Using the material that follows, identify and copy each line with the string "bank".

>> Begin Material provided

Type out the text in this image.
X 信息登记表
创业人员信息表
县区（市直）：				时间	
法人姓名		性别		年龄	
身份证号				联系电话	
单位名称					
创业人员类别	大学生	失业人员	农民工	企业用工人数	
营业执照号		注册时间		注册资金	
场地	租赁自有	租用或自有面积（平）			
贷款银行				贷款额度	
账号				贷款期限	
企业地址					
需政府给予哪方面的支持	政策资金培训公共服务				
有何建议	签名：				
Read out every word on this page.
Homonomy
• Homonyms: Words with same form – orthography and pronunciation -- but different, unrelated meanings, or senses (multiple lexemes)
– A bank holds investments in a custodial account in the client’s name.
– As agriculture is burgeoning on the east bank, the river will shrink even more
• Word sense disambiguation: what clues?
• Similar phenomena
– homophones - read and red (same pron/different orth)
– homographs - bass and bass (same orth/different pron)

>> End Material provided
>> Begin Material provided

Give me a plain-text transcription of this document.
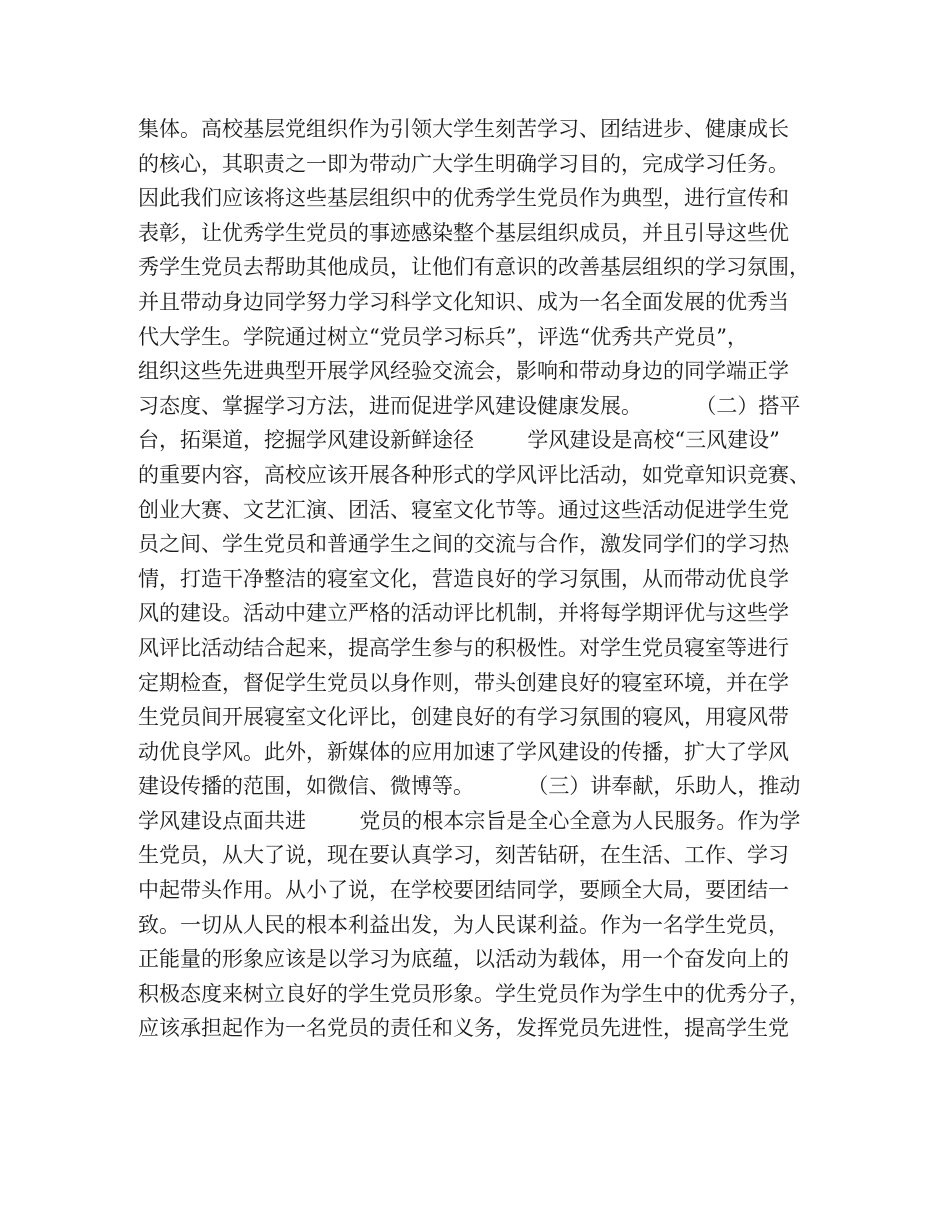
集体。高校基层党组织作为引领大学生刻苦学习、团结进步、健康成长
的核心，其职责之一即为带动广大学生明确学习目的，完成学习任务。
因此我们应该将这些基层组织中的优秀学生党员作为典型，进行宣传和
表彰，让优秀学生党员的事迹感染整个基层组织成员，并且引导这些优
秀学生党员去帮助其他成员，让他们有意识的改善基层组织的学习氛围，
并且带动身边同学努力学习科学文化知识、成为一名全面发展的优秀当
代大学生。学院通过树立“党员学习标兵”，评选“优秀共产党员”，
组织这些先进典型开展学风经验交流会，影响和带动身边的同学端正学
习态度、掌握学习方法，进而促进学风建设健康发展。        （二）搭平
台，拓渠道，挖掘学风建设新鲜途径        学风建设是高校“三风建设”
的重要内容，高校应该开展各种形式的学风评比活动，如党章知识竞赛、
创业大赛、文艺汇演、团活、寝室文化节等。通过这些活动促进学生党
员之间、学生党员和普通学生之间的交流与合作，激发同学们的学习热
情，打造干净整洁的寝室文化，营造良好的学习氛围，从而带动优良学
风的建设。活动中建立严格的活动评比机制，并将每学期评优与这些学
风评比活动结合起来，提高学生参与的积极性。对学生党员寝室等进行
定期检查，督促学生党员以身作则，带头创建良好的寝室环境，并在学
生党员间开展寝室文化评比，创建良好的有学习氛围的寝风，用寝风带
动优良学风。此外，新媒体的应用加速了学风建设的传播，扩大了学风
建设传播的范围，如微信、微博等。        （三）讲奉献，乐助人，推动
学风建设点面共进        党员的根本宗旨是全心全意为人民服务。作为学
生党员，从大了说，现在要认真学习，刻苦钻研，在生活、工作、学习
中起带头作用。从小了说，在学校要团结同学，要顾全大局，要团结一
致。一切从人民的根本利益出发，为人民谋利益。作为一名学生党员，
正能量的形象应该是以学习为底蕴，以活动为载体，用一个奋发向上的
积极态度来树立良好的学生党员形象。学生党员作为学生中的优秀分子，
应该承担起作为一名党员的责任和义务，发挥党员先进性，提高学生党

>> End Material provided

Problem solution:
– A bank holds investments in a custodial account in the client’s name.
– As agriculture is burgeoning on the east bank, the river will shrink even more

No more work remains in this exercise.